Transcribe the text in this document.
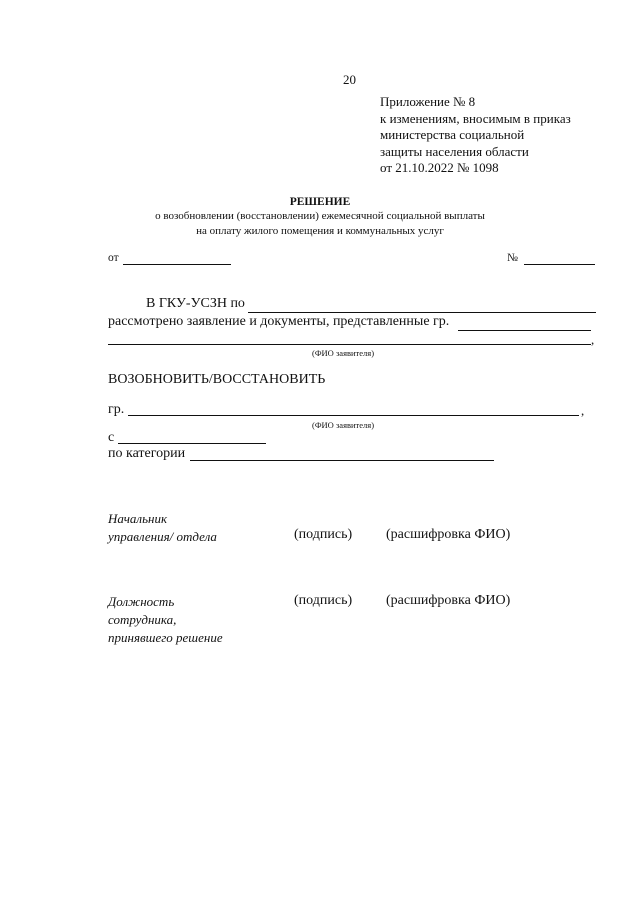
20
Приложение № 8
к изменениям, вносимым в приказ
министерства социальной
защиты населения области
от 21.10.2022 № 1098
РЕШЕНИЕ
о возобновлении (восстановлении) ежемесячной социальной выплаты
на оплату жилого помещения и коммунальных услуг
от	№
В ГКУ-УСЗН по
рассмотрено заявление и документы, представленные гр.
,
(ФИО заявителя)
ВОЗОБНОВИТЬ/ВОССТАНОВИТЬ
гр.	,
(ФИО заявителя)
с
по категории
Начальник
управления/ отдела	(подпись) (расшифровка ФИО)
Должность
сотрудника,
принявшего решение
(подпись) (расшифровка ФИО)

EXERCISE: Copy out each line of the data containing the string "расшифровка".

EXERCISE ANSWER:
управления/ отдела	(подпись) (расшифровка ФИО)
(подпись) (расшифровка ФИО)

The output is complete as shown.